Dataset rows about figures
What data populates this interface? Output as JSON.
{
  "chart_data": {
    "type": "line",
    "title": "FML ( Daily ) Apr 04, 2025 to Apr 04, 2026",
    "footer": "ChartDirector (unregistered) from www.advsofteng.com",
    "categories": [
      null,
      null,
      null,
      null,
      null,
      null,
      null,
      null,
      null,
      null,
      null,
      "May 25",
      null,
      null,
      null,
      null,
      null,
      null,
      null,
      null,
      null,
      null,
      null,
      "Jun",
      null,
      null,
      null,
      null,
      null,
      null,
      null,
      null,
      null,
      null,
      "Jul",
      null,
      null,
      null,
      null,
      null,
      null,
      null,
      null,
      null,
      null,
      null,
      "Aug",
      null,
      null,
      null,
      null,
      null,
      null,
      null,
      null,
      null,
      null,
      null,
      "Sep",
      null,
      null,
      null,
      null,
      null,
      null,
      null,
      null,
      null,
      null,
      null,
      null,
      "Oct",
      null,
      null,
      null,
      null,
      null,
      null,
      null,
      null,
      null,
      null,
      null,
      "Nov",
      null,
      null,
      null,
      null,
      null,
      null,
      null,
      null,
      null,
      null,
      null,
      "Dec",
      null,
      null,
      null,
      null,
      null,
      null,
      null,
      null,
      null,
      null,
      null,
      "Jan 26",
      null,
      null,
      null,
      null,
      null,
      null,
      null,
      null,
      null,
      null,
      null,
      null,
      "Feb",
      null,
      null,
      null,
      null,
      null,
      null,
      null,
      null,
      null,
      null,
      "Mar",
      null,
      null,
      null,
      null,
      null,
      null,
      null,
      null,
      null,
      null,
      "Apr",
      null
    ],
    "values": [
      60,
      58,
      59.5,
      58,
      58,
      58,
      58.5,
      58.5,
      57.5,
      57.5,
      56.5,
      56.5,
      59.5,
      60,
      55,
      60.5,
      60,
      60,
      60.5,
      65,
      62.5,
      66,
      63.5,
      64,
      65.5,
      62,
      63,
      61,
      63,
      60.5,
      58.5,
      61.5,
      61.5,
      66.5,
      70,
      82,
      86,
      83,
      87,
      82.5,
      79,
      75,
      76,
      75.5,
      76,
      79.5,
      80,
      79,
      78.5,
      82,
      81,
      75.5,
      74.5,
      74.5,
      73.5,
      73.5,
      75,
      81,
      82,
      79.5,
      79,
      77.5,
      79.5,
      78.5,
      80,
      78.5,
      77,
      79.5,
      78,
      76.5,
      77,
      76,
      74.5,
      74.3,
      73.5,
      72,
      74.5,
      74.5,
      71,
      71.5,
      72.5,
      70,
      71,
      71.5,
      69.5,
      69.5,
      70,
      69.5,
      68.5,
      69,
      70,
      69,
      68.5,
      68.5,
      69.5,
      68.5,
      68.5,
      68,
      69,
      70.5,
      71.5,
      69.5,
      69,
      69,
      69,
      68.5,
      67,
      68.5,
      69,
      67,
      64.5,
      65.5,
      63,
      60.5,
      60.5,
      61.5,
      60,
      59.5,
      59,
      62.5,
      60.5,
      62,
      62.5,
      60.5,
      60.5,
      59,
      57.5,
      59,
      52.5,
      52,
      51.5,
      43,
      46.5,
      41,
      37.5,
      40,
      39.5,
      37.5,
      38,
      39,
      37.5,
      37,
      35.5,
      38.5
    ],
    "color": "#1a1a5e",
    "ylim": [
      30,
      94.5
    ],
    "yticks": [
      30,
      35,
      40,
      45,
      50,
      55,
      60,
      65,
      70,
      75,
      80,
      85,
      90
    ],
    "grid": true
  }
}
* * *
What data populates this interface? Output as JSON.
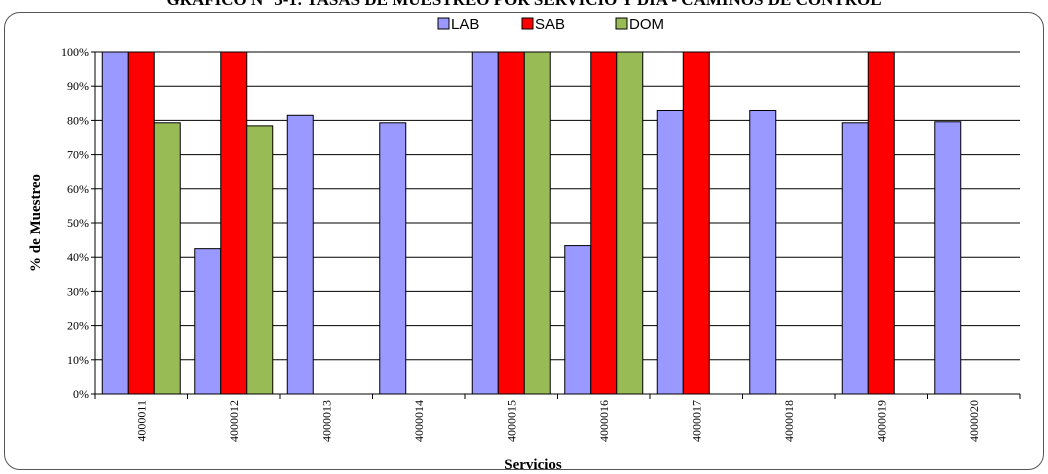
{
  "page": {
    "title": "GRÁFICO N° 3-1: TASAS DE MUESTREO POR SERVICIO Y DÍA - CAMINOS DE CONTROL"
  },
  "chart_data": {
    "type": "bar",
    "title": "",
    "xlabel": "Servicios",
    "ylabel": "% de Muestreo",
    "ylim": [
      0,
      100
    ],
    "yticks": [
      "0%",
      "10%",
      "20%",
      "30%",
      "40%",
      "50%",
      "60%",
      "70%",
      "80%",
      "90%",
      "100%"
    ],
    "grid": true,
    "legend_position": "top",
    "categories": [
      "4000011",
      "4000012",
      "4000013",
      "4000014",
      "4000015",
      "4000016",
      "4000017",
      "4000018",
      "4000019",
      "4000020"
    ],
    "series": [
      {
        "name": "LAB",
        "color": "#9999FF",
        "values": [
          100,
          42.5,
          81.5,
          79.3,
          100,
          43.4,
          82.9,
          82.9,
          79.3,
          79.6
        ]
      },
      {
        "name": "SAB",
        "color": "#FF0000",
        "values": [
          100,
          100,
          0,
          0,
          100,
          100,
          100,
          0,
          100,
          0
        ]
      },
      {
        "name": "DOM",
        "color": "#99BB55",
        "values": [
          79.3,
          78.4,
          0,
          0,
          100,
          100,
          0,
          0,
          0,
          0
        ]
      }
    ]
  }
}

What you have to do:
Filter the records above for "color" and copy every matching line.

Reply to the task:
    "color": "#1a1a5e",
        "color": "#9999FF",
        "color": "#FF0000",
        "color": "#99BB55",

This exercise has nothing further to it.